- [DATA RECORDS]:
════════
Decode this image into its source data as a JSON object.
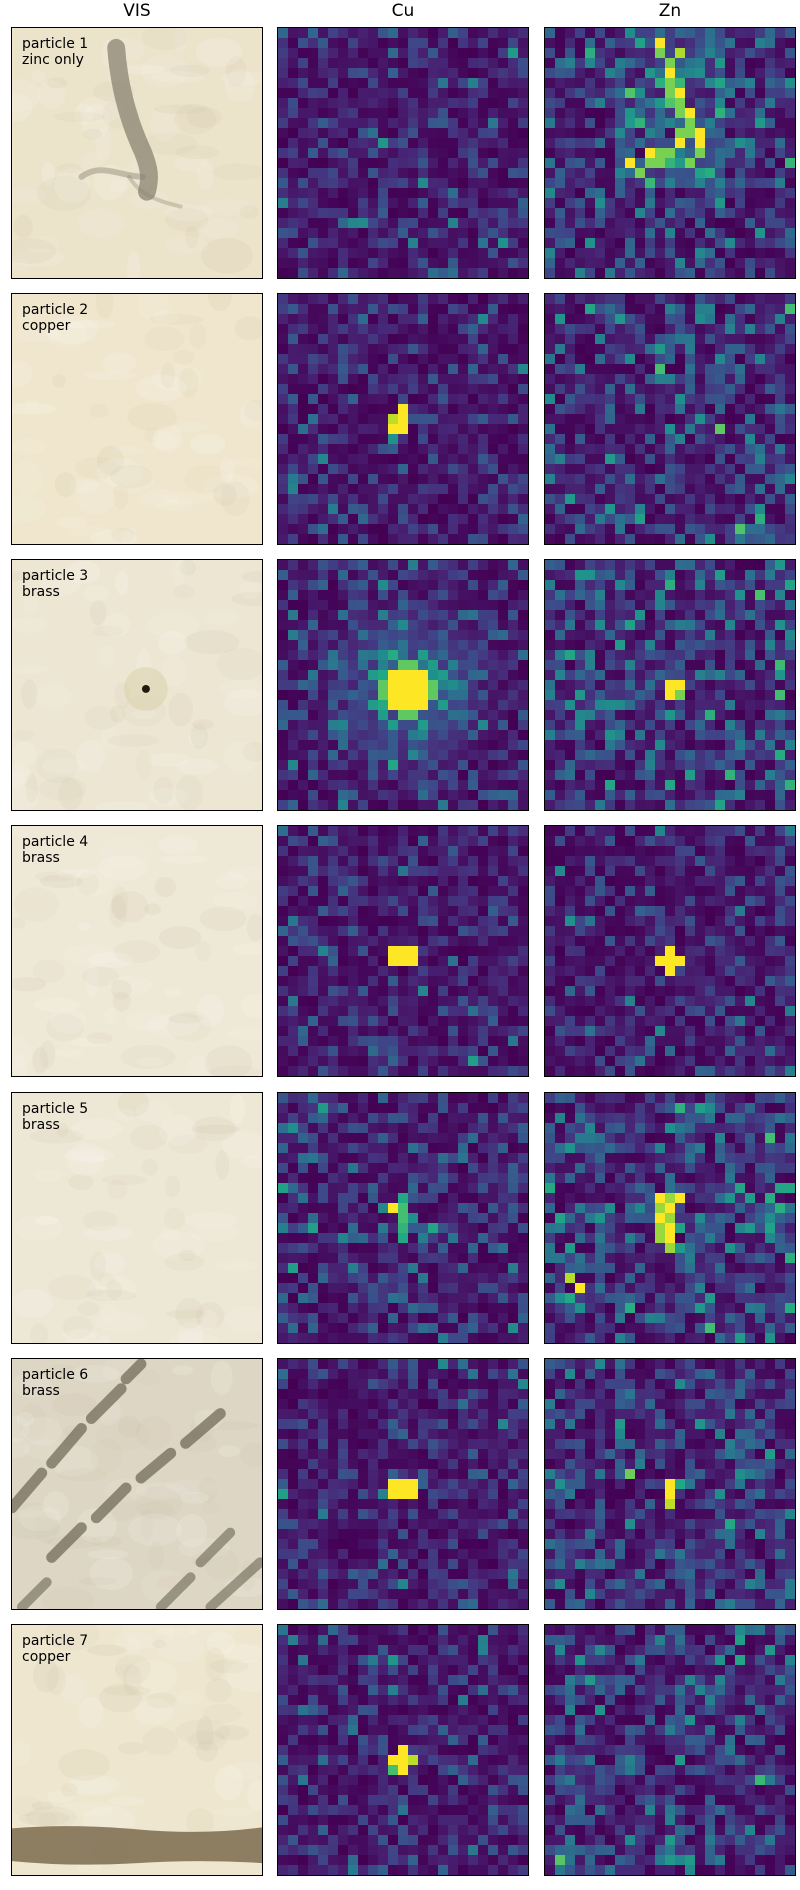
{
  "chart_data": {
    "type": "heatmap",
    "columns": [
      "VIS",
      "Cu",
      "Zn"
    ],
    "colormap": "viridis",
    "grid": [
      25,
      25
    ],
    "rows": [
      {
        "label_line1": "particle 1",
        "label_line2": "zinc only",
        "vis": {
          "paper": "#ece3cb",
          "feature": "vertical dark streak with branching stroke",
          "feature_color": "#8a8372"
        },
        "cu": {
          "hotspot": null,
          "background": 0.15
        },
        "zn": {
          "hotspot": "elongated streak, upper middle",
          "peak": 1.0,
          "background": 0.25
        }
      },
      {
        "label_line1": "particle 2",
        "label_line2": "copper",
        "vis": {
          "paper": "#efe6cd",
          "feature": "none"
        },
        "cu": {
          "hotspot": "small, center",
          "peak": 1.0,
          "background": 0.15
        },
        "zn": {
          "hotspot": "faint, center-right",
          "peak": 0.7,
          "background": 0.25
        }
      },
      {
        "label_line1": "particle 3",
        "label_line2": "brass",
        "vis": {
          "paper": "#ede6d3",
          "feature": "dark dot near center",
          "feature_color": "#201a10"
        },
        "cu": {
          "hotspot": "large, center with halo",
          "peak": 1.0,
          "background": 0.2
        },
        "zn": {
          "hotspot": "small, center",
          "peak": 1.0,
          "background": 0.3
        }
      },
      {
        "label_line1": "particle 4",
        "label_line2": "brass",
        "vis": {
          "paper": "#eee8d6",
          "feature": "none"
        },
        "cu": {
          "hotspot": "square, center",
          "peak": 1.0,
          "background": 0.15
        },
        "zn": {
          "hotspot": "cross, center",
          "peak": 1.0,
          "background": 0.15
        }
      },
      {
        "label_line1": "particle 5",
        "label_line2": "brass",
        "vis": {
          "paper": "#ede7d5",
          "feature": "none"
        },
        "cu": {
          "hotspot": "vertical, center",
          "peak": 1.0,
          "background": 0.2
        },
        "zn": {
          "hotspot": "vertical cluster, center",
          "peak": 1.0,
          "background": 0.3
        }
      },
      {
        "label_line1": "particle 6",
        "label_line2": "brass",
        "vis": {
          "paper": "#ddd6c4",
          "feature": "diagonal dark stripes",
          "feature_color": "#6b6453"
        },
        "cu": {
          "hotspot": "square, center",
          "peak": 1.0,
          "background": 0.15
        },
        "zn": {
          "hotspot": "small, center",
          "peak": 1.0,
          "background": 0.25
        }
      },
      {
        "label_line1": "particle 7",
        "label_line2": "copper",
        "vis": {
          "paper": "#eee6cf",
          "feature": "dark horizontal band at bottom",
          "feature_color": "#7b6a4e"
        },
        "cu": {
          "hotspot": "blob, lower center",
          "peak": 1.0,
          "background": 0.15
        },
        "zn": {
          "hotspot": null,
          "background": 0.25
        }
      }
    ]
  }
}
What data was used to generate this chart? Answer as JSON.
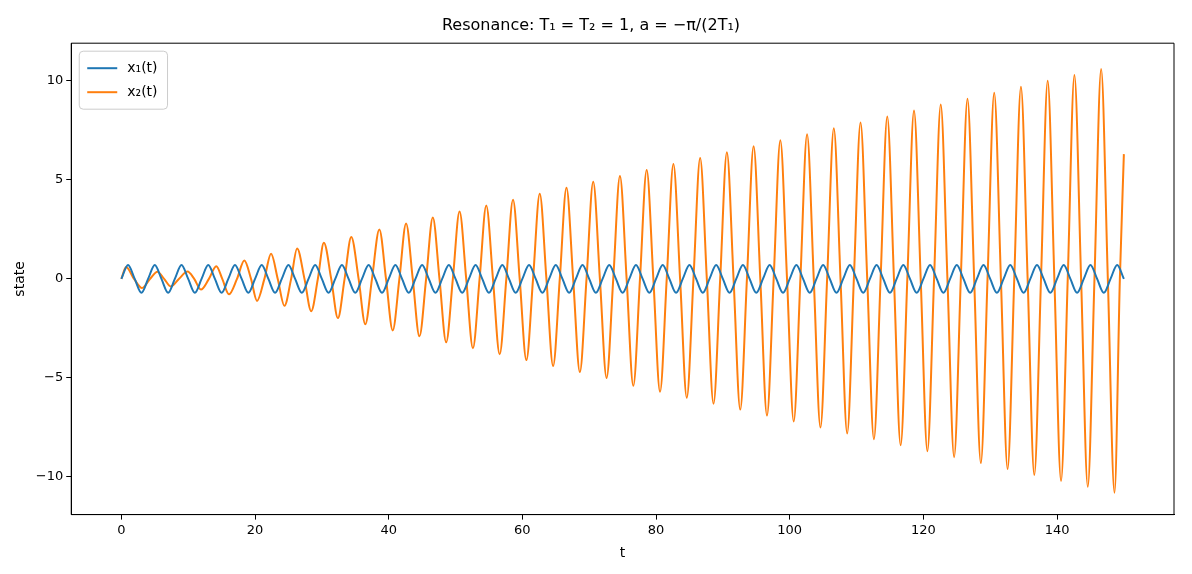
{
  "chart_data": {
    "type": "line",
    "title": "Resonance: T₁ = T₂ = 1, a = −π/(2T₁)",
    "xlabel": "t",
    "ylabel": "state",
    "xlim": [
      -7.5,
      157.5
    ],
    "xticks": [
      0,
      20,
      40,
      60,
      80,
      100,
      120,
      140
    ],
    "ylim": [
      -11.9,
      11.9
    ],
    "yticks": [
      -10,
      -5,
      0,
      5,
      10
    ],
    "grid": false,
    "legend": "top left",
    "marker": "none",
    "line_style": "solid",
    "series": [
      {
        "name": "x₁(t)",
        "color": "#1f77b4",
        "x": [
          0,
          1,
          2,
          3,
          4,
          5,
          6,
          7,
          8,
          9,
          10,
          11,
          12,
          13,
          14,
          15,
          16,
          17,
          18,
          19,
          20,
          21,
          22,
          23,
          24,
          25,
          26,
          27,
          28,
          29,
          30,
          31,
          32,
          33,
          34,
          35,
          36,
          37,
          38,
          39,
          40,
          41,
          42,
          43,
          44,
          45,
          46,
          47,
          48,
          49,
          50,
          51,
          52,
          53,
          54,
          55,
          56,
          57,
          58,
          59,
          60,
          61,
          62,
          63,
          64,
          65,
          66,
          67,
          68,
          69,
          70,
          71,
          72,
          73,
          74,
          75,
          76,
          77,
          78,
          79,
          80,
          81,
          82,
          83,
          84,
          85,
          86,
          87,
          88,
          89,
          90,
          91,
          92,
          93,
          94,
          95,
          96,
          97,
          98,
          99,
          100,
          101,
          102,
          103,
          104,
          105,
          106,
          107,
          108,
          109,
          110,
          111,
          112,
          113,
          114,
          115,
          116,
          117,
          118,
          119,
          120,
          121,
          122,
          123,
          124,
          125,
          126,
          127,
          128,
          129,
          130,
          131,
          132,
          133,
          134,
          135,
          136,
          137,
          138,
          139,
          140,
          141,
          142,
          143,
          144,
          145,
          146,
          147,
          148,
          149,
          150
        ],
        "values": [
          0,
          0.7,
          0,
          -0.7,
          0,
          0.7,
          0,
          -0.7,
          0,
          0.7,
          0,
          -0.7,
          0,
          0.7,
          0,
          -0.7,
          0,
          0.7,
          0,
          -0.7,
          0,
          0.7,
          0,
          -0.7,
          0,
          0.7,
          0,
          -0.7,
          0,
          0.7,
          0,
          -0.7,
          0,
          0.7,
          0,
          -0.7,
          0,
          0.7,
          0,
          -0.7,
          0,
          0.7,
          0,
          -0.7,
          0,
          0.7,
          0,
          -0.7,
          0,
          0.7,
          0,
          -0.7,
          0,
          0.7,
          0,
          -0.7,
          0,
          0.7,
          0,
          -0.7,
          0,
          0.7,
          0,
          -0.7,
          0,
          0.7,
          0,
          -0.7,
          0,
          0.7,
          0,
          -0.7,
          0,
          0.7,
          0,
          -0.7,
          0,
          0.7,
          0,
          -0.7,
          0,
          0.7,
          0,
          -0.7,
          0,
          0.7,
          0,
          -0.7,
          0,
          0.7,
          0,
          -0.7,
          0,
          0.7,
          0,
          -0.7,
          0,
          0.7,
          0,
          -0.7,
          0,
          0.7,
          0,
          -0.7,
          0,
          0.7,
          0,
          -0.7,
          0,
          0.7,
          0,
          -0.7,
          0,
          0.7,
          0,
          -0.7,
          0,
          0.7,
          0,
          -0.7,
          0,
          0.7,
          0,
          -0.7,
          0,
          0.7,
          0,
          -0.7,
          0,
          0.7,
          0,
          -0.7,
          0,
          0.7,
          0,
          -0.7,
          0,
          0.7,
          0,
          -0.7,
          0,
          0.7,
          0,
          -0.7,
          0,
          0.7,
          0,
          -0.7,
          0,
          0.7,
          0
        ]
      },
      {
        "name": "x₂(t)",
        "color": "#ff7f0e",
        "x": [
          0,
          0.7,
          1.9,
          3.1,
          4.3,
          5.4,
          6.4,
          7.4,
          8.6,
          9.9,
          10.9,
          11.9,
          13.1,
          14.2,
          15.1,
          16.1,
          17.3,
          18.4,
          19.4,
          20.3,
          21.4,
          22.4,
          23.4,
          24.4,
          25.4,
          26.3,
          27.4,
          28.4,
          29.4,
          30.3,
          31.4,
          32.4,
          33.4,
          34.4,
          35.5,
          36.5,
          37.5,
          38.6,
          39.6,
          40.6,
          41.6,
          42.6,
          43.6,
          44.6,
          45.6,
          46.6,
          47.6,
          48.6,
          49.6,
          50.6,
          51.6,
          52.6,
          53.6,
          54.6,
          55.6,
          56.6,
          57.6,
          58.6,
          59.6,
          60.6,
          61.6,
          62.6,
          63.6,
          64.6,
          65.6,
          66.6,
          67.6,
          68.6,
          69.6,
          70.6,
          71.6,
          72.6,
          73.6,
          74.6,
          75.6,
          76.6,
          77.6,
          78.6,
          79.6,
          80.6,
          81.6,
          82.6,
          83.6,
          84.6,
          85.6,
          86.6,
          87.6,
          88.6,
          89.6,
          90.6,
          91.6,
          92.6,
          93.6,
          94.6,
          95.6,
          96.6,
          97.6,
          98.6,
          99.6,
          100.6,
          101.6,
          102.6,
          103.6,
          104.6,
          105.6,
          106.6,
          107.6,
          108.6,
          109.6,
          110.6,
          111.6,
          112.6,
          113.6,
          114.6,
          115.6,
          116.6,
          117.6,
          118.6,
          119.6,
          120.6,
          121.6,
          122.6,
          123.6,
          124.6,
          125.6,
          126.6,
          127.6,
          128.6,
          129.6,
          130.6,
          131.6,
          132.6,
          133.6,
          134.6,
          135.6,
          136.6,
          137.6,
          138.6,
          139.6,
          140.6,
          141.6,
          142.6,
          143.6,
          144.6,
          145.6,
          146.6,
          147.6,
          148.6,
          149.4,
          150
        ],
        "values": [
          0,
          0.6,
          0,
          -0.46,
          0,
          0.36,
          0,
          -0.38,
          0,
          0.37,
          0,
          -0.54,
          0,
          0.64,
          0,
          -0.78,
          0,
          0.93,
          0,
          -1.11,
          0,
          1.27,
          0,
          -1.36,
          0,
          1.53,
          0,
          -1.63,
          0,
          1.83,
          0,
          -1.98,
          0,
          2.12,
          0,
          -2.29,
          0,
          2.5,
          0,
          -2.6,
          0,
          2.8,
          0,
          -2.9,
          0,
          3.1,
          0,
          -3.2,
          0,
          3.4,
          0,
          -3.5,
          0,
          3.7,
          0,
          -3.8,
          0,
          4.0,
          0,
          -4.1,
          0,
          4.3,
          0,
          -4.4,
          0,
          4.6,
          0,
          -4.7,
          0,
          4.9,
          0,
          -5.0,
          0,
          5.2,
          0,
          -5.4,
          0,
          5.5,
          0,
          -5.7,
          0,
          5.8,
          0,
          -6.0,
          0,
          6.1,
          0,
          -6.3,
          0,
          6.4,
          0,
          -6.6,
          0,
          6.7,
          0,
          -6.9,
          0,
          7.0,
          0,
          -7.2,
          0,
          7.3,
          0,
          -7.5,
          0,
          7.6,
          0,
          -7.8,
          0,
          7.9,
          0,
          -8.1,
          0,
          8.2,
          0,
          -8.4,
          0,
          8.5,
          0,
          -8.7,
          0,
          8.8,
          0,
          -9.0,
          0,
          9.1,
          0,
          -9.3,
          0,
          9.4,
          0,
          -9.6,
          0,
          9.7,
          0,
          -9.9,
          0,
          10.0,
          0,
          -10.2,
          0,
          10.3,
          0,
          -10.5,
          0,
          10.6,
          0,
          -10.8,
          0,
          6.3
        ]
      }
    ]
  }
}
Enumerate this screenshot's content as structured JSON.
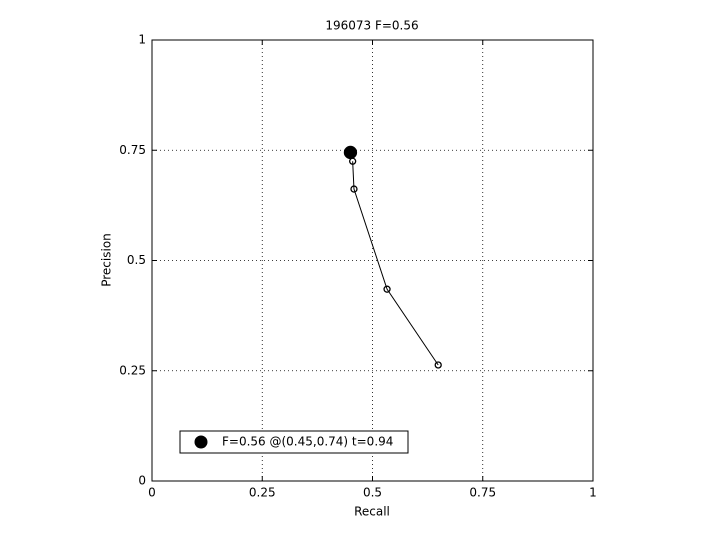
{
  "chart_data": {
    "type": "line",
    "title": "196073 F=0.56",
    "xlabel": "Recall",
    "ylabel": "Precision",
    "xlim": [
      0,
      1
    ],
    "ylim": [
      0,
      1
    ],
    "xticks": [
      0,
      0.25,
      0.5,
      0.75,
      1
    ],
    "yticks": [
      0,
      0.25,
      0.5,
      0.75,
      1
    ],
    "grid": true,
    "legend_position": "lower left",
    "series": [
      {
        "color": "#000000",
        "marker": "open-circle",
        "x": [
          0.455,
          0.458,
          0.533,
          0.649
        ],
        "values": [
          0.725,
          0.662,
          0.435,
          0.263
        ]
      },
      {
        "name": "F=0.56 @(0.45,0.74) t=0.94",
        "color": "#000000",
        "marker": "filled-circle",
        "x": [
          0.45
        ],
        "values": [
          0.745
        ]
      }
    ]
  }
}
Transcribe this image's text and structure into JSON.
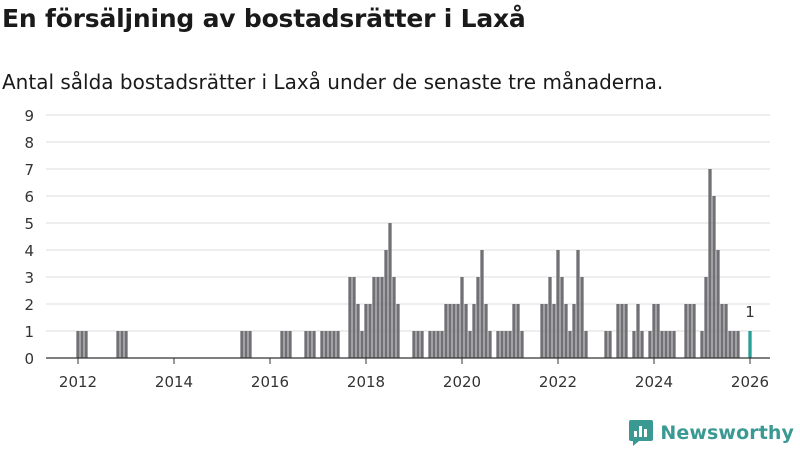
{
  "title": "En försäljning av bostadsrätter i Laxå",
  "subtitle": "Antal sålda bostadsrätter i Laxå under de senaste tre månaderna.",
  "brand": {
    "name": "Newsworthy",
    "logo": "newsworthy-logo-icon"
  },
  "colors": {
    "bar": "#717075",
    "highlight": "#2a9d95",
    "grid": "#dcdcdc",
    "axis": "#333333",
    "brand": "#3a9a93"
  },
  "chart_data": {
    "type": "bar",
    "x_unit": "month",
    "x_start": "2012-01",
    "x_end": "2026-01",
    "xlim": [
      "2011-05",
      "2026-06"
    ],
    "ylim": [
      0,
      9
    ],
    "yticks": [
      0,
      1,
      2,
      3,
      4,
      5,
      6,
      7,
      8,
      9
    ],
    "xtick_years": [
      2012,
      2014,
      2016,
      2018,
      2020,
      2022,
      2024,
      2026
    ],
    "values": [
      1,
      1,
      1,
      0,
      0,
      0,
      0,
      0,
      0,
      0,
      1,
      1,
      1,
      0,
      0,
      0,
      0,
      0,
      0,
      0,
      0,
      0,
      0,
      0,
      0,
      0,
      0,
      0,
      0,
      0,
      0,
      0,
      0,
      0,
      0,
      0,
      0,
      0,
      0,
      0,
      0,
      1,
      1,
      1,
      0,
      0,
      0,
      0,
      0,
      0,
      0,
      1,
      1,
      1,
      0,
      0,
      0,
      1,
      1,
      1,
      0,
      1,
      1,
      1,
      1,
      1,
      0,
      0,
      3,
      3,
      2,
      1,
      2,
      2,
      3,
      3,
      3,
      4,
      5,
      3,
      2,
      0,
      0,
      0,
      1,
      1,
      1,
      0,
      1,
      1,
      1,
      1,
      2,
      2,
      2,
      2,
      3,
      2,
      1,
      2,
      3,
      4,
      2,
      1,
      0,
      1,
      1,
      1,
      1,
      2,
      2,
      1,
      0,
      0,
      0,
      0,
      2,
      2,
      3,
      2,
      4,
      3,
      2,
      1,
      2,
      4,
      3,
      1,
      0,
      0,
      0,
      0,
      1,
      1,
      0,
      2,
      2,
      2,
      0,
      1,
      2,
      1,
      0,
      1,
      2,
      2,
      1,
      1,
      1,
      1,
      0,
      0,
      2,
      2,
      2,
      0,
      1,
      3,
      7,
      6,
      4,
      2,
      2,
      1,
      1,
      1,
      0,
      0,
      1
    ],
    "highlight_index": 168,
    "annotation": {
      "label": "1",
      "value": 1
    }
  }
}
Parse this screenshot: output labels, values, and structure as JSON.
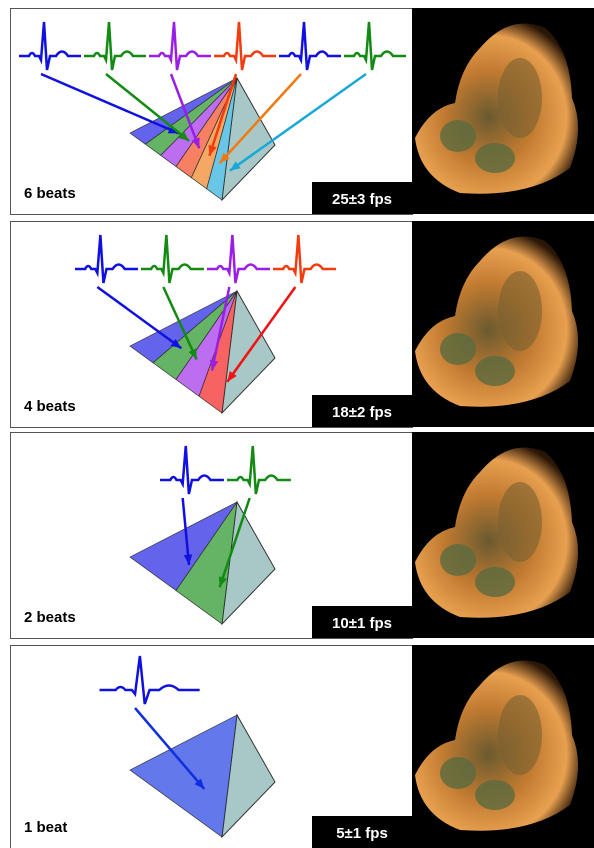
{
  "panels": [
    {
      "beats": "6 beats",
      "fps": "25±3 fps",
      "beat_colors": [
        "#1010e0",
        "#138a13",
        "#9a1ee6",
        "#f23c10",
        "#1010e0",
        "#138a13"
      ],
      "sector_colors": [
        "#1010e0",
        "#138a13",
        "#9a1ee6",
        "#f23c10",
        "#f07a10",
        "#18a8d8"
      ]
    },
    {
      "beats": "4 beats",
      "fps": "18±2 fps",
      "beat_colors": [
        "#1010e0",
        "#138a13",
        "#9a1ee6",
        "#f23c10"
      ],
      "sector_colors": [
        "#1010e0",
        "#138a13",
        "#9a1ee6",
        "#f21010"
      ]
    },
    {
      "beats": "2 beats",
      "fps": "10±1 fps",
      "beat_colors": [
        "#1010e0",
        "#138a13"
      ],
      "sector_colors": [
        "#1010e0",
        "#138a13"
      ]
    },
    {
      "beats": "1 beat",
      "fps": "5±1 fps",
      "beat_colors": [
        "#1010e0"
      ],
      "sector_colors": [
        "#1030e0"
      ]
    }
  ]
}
════════
Where a line above holds the string "marker", show that line.

- [WRITTEN ANSWER]:
    "marker": "none",
        "marker": "open-circle",
        "marker": "filled-circle",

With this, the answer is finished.